*Stated problem*
Quote, without change, all of the lines that follow.

*Records to process*

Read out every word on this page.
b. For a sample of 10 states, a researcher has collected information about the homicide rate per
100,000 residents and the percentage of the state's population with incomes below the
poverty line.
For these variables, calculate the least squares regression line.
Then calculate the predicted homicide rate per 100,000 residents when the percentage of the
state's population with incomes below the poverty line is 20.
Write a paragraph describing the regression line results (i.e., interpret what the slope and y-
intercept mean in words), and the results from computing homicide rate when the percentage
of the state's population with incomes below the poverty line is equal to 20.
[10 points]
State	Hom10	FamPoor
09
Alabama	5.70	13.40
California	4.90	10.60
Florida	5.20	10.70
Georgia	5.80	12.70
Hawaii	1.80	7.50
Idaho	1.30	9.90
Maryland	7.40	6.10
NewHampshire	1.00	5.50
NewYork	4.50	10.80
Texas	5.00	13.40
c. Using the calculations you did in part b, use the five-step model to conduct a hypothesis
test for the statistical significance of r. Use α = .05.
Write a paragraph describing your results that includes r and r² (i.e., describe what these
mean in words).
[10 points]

*The response*
Read out every word on this page.
b. For a sample of 10 states, a researcher has collected information about the homicide rate per
100,000 residents and the percentage of the state's population with incomes below the
poverty line.
For these variables, calculate the least squares regression line.
Then calculate the predicted homicide rate per 100,000 residents when the percentage of the
state's population with incomes below the poverty line is 20.
Write a paragraph describing the regression line results (i.e., interpret what the slope and y-
intercept mean in words), and the results from computing homicide rate when the percentage
of the state's population with incomes below the poverty line is equal to 20.
[10 points]
State	Hom10	FamPoor
09
Alabama	5.70	13.40
California	4.90	10.60
Florida	5.20	10.70
Georgia	5.80	12.70
Hawaii	1.80	7.50
Idaho	1.30	9.90
Maryland	7.40	6.10
NewHampshire	1.00	5.50
NewYork	4.50	10.80
Texas	5.00	13.40
c. Using the calculations you did in part b, use the five-step model to conduct a hypothesis
test for the statistical significance of r. Use α = .05.
Write a paragraph describing your results that includes r and r² (i.e., describe what these
mean in words).
[10 points]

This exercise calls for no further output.